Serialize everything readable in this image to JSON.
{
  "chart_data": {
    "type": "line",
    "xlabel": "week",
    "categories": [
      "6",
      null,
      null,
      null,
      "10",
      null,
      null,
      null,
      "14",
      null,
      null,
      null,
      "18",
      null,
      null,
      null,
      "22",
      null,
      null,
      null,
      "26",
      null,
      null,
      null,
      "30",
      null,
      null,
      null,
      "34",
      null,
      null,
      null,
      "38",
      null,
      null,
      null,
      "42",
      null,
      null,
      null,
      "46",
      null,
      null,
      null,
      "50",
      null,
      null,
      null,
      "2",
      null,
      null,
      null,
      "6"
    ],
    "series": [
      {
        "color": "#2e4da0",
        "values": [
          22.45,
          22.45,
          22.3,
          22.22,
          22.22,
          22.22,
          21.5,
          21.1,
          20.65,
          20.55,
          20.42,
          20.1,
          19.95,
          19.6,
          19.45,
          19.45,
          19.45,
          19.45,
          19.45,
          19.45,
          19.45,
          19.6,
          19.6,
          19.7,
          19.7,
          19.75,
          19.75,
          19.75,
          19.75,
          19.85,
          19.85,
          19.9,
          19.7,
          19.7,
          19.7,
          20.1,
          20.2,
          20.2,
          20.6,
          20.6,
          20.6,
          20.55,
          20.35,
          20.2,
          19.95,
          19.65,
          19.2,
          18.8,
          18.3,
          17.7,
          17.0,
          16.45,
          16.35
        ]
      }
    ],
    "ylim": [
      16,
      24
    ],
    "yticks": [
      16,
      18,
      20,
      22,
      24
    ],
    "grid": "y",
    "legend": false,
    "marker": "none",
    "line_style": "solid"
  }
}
--
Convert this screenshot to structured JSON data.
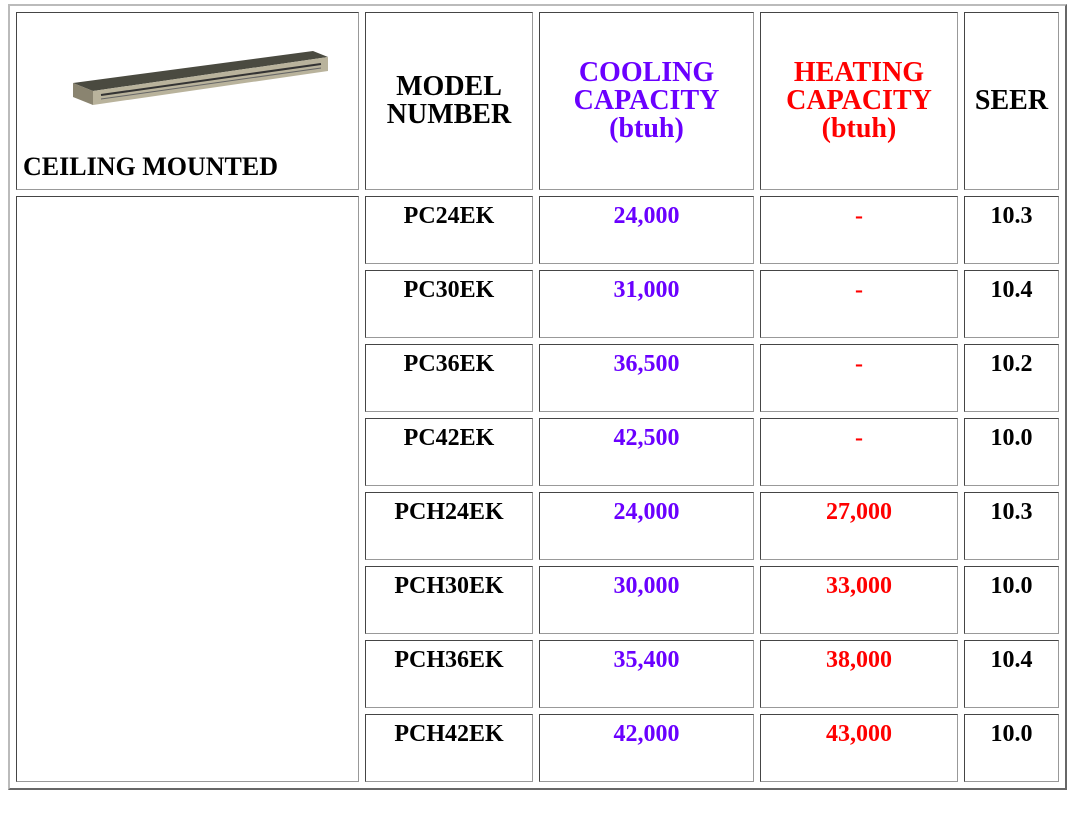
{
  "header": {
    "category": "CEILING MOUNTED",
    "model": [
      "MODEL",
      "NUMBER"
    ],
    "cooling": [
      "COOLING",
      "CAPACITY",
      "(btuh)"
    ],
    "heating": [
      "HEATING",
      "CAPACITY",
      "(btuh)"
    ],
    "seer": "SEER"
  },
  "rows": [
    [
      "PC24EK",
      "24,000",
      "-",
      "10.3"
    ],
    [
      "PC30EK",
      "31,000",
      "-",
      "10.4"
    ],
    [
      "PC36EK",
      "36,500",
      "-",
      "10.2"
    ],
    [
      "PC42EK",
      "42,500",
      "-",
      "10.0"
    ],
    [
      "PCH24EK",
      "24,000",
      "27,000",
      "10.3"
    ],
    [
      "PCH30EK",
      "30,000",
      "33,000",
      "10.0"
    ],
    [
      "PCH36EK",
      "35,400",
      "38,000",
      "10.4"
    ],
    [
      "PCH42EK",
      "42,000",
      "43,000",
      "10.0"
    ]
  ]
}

Stated problem: Extract every line containing the string "this" from the data above.

Response:
Serialize everything readable in this image to JSON.
Convert this screenshot to structured JSON data.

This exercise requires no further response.